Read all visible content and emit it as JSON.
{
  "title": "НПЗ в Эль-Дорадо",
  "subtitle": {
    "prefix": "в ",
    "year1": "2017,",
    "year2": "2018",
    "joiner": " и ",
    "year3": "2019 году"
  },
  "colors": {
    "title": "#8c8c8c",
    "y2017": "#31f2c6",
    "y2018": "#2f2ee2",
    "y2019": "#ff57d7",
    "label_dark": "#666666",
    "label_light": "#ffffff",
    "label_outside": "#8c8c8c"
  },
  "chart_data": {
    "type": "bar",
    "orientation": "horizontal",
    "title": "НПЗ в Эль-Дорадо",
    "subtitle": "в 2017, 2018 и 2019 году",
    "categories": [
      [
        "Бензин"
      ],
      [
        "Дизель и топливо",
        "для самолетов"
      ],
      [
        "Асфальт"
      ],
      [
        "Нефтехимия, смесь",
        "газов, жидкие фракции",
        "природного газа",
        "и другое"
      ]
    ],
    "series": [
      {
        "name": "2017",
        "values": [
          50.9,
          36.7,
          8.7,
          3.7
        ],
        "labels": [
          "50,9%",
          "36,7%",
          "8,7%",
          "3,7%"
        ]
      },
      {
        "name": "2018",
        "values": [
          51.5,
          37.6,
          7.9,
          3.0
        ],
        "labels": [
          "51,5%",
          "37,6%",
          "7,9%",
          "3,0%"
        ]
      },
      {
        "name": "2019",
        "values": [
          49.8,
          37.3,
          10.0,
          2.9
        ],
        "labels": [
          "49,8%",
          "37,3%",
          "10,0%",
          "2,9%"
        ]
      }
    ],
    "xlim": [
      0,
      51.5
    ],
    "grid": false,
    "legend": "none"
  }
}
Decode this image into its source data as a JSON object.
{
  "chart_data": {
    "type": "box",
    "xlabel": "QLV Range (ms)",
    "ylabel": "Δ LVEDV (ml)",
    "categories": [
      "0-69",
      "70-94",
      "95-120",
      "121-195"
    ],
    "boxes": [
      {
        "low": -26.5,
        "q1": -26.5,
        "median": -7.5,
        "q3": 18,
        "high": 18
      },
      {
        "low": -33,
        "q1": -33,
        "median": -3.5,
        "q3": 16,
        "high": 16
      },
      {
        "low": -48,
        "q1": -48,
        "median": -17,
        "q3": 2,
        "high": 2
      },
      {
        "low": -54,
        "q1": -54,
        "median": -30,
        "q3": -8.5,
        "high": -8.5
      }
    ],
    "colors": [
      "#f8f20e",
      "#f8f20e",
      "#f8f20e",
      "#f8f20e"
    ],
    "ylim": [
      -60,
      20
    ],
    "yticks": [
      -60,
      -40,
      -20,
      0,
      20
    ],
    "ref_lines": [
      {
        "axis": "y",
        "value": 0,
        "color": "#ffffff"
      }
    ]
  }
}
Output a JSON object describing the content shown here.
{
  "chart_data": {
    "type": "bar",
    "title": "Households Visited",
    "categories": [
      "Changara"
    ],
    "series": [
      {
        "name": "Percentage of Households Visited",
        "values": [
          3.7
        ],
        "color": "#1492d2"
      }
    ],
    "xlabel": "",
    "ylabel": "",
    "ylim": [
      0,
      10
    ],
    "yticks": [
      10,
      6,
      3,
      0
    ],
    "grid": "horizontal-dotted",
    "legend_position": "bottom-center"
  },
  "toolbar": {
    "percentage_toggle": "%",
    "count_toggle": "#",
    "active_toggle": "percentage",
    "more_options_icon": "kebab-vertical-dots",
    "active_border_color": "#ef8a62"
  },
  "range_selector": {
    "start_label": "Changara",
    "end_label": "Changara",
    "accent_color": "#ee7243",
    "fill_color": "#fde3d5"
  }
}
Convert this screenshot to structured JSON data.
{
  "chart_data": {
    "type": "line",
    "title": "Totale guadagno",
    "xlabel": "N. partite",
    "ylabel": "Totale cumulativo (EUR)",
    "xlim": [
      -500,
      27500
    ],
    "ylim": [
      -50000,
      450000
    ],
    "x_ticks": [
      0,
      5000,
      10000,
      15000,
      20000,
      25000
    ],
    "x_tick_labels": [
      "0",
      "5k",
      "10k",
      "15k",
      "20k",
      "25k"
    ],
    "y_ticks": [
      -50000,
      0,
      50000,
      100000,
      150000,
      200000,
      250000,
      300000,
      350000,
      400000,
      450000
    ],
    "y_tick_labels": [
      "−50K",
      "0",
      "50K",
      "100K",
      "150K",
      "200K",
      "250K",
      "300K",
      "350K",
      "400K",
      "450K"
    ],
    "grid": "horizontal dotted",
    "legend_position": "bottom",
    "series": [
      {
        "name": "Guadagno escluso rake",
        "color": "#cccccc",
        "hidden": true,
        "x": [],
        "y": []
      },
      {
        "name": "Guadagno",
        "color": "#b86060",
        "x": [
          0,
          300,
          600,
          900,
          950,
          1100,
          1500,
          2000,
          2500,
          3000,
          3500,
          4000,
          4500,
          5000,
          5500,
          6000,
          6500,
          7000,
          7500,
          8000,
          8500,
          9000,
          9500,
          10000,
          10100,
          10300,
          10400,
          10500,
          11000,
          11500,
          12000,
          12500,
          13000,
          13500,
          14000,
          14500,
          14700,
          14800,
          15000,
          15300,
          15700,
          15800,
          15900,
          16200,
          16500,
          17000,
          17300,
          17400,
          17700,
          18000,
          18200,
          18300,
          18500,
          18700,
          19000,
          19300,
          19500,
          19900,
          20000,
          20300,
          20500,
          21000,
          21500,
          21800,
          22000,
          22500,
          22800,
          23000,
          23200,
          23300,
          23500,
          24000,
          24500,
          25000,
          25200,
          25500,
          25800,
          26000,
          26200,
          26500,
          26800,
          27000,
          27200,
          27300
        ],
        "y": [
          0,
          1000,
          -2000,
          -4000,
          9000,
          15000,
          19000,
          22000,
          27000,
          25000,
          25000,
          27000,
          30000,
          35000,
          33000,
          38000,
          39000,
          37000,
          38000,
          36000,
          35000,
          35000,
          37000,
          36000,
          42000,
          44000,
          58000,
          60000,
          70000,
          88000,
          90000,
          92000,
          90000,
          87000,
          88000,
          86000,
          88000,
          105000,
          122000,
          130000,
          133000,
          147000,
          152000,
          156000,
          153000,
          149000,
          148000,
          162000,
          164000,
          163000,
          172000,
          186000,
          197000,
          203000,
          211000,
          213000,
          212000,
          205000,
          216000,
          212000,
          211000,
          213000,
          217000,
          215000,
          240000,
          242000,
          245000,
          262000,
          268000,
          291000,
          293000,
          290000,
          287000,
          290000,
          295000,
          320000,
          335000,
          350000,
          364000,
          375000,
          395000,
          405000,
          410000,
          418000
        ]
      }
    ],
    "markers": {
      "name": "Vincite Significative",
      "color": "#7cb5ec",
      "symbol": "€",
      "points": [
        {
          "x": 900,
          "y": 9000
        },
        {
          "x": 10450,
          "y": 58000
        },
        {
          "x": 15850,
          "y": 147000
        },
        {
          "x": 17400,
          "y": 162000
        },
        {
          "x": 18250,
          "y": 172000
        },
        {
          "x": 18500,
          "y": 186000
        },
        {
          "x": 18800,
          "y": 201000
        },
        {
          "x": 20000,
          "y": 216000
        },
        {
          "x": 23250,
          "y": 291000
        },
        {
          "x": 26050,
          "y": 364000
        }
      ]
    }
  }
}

#### THE REQUEST:
Search the records above for the string "content". Copy every line that contains it.

#### EXERCISE RESPONSE:
Read all visible content and emit it as JSON.
Output a JSON object describing the content shown here.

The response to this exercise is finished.